▶ [Given request]: Put the material below into a JSON list of strings, one string per line, omitting any blank lines.

(Spatial layout entries)
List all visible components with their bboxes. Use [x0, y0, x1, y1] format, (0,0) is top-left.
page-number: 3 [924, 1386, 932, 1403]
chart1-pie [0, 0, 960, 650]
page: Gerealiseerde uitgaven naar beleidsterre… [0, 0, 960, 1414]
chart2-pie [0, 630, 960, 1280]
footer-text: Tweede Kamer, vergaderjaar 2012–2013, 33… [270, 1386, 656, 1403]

▶ [Task response]:
[
  "List all visible components with their bboxes. Use [x0, y0, x1, y1] format, (0,0) is top-left.",
  "page-number: 3 [924, 1386, 932, 1403]",
  "chart1-pie [0, 0, 960, 650]",
  "page: Gerealiseerde uitgaven naar beleidsterre… [0, 0, 960, 1414]",
  "chart2-pie [0, 630, 960, 1280]",
  "footer-text: Tweede Kamer, vergaderjaar 2012–2013, 33… [270, 1386, 656, 1403]"
]